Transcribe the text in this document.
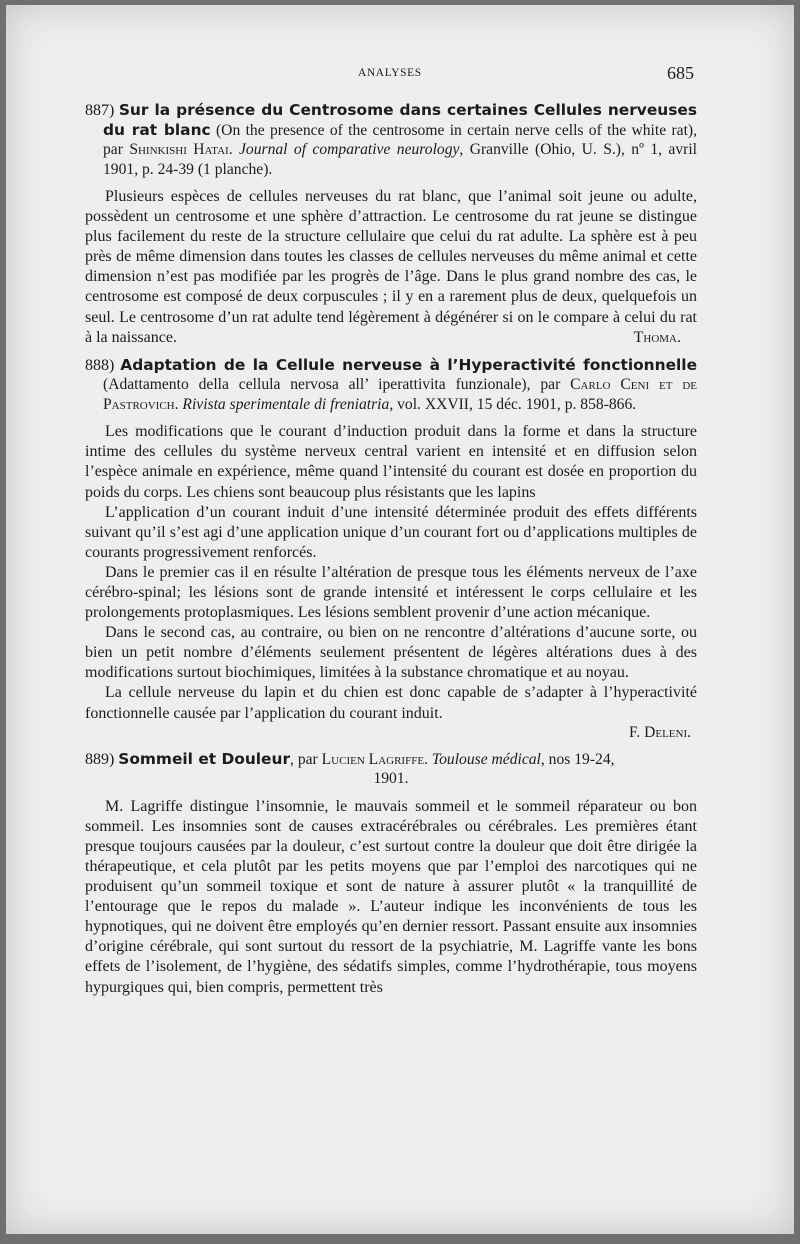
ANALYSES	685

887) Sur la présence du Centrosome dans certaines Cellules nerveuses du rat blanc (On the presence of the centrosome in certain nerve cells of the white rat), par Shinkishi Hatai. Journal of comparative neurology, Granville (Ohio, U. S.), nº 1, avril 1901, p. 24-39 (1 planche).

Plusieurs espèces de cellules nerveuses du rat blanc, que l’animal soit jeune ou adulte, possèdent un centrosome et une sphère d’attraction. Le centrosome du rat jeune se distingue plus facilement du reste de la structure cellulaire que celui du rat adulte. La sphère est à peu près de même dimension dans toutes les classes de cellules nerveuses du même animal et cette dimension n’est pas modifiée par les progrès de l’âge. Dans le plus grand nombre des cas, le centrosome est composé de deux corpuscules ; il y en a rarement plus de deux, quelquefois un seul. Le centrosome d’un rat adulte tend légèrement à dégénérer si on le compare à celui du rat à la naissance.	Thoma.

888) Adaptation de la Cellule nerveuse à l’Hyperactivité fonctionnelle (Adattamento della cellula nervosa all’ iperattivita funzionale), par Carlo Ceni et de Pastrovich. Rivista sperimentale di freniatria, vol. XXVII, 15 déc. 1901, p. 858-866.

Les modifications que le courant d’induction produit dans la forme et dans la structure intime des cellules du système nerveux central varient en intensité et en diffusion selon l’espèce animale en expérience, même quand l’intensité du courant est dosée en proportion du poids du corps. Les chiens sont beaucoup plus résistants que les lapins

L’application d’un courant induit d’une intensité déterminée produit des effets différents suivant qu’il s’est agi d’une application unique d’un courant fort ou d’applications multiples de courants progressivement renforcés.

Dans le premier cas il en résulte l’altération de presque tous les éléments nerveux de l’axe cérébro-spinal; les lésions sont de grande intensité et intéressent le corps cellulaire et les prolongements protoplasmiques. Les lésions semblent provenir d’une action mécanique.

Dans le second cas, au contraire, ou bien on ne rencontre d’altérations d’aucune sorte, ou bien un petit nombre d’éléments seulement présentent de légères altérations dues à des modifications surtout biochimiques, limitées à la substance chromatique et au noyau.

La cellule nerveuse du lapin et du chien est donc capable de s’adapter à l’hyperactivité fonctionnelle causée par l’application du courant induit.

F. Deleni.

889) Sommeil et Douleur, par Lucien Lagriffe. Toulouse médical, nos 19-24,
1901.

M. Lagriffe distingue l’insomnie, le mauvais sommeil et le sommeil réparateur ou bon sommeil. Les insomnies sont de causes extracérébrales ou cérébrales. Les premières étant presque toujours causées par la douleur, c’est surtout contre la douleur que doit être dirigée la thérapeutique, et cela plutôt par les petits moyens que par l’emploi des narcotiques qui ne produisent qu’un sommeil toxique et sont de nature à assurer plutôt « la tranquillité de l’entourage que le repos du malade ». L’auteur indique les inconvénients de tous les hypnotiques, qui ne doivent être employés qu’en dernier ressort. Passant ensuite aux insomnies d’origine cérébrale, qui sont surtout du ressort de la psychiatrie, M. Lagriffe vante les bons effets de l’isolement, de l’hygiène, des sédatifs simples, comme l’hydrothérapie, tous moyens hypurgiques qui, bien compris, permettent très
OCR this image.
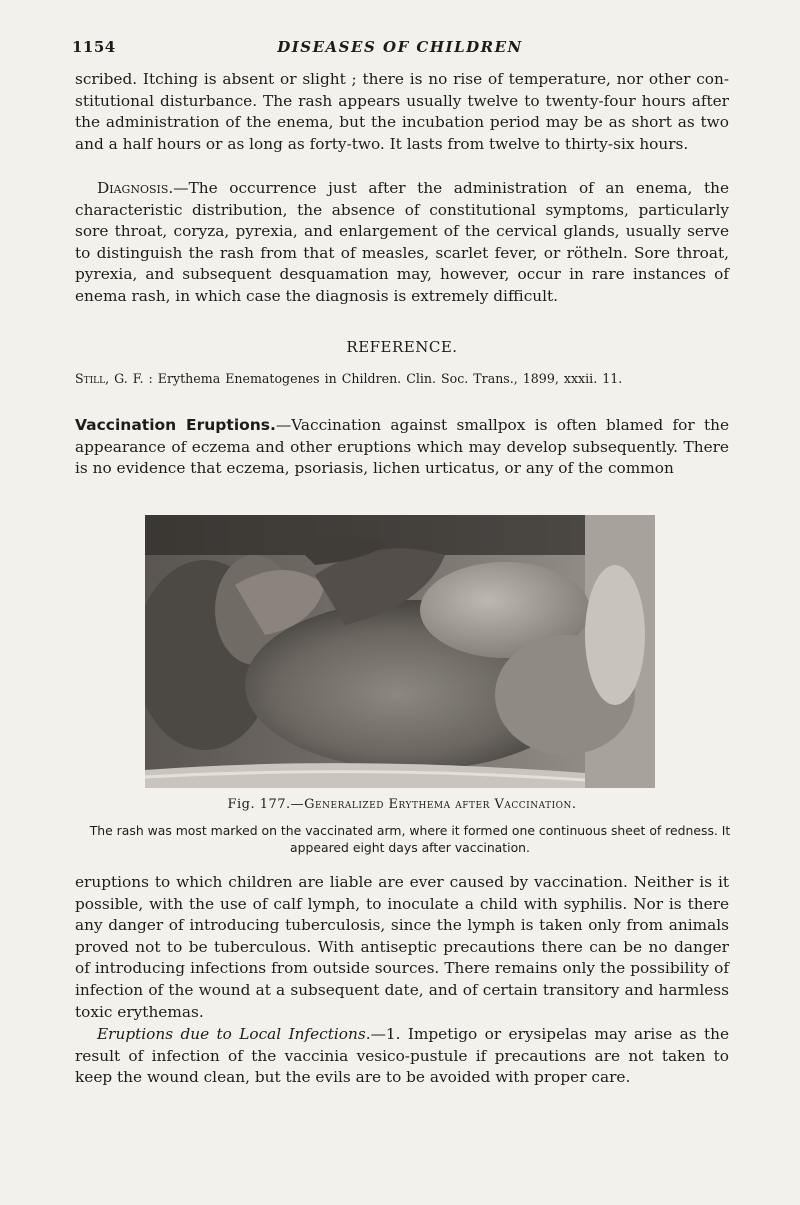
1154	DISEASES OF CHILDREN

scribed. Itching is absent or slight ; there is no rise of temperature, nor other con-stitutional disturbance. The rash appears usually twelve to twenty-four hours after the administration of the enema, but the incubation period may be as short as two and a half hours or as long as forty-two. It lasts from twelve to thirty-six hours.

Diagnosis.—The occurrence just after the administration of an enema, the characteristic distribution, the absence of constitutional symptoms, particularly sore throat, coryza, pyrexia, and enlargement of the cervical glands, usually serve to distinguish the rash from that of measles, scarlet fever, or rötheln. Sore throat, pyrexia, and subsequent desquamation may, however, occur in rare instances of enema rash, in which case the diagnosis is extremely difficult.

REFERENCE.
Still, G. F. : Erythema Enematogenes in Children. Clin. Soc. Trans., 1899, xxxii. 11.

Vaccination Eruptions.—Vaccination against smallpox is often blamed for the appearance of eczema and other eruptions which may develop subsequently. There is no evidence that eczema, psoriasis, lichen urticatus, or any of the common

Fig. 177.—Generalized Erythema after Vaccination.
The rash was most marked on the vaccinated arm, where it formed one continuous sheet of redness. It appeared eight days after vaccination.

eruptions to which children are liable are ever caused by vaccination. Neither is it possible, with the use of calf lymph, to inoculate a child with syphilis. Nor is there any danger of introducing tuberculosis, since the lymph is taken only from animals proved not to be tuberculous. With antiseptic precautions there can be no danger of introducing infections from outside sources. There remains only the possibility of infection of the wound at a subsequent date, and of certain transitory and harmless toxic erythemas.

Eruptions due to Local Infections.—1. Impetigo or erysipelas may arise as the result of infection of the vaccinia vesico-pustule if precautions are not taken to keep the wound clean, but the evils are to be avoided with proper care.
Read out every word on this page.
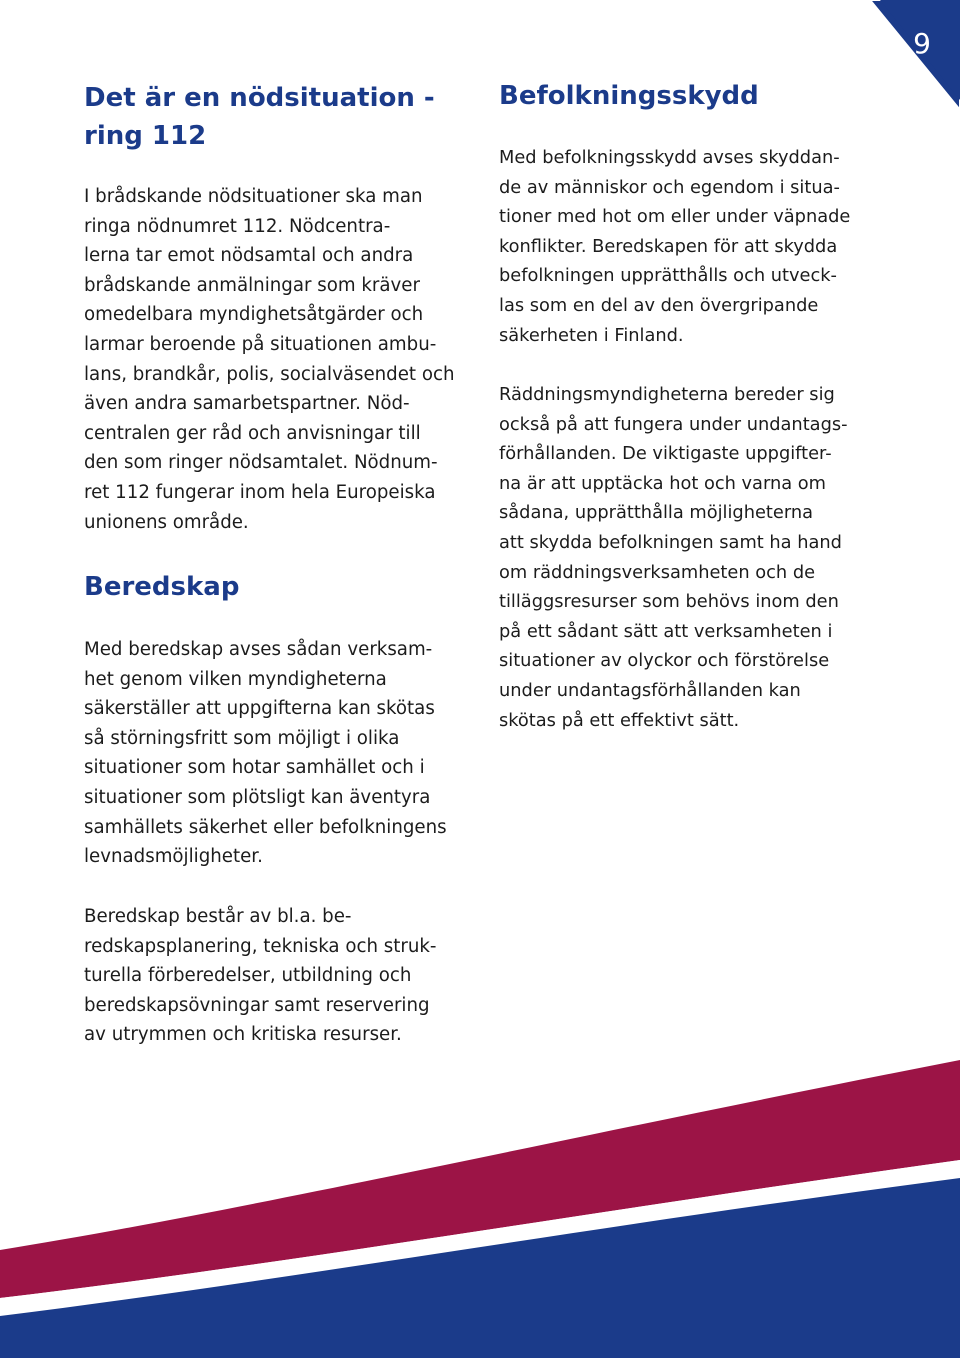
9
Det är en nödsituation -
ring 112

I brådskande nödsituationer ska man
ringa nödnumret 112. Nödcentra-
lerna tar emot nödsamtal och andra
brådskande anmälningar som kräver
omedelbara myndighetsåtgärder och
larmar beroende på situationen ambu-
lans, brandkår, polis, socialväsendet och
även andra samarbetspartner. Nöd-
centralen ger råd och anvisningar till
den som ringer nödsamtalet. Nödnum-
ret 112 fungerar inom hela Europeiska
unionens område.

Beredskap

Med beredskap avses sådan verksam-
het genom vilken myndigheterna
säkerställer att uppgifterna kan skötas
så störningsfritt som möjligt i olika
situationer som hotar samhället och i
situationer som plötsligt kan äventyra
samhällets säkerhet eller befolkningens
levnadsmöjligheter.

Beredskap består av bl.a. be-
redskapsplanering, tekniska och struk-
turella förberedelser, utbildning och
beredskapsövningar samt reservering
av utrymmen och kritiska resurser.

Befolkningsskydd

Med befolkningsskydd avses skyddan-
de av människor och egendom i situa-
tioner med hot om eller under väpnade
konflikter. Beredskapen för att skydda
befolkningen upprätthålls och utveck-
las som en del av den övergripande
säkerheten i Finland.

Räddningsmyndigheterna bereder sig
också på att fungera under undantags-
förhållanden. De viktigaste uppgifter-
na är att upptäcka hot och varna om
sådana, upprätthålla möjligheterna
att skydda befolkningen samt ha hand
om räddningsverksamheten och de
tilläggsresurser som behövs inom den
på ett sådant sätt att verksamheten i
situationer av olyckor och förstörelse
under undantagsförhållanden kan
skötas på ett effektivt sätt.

------

## Task to carry out
Search the entries above for the string "induit". Copy each line in which it appears.

## Solution for this problem
L’application d’un courant induit d’une intensité déterminée produit des effets différents suivant qu’il s’est agi d’une application unique d’un courant fort ou d’applications multiples de courants progressivement renforcés.
La cellule nerveuse du lapin et du chien est donc capable de s’adapter à l’hyperactivité fonctionnelle causée par l’application du courant induit.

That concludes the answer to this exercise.